Some records
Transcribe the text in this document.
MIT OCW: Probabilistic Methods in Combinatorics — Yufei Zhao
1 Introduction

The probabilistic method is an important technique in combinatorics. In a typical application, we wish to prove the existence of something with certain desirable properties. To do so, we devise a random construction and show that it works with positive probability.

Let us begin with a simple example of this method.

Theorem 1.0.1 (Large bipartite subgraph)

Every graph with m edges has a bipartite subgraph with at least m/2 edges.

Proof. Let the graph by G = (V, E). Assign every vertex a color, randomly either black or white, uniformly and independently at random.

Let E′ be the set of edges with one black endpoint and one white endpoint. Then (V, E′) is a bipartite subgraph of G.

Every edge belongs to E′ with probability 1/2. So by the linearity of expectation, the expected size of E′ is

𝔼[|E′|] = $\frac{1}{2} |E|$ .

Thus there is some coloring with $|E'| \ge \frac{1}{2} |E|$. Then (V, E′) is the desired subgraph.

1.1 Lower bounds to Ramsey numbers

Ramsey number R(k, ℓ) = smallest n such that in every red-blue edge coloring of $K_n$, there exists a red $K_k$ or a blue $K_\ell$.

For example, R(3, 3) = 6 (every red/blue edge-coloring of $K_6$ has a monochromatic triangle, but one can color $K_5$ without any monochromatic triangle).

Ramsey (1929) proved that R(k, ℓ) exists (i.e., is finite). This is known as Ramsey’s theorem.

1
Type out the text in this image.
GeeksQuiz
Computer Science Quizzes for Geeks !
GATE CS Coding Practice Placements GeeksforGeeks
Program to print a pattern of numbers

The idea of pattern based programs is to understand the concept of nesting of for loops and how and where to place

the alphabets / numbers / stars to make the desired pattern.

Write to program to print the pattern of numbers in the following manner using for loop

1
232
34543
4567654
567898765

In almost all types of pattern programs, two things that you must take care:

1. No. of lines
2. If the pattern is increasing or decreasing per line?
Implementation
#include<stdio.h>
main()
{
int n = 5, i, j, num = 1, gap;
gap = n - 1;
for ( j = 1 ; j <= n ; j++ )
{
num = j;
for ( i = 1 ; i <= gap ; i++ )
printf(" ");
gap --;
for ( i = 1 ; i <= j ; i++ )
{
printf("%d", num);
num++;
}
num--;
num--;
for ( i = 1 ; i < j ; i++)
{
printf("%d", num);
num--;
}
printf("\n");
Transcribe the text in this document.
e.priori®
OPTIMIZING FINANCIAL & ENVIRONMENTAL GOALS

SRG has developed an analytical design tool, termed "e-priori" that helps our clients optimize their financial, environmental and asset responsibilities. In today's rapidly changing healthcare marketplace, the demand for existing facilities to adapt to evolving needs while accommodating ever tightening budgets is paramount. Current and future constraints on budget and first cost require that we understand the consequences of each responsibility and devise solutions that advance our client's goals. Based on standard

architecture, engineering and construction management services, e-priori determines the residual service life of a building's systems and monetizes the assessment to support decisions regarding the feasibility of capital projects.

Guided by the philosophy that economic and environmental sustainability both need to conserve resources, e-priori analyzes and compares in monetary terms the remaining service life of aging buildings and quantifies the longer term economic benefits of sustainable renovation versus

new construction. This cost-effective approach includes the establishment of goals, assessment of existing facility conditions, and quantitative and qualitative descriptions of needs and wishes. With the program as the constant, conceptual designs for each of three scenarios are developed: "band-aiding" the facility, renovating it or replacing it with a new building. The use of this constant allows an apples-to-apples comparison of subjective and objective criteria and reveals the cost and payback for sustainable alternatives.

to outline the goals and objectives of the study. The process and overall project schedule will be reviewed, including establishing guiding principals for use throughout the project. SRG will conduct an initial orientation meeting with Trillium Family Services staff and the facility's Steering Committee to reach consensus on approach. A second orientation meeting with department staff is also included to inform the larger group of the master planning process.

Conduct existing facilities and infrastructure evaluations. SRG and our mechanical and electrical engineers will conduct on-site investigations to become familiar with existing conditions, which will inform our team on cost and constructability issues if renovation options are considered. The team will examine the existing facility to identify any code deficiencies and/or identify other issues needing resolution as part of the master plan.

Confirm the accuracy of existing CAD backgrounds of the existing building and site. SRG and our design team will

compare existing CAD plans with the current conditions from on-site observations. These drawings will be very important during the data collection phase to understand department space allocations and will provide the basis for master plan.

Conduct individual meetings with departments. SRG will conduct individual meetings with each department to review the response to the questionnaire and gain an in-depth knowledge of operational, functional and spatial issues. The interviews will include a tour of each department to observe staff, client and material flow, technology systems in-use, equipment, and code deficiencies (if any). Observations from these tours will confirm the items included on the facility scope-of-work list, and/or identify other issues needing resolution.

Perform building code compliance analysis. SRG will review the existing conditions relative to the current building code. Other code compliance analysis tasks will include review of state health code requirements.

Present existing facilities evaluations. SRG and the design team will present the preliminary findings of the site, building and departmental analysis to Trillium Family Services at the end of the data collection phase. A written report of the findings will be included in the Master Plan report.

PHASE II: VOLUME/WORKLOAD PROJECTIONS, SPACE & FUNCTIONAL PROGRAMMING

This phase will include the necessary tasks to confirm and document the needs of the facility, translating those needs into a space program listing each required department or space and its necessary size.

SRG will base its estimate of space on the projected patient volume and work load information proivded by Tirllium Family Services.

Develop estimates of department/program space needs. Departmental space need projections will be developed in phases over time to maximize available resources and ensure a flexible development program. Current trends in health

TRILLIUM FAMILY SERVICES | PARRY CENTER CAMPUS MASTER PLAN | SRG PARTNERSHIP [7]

Problem statement:
Only a number is wanted: how many lines contain "Ramsey"?

Response to the exercise:
3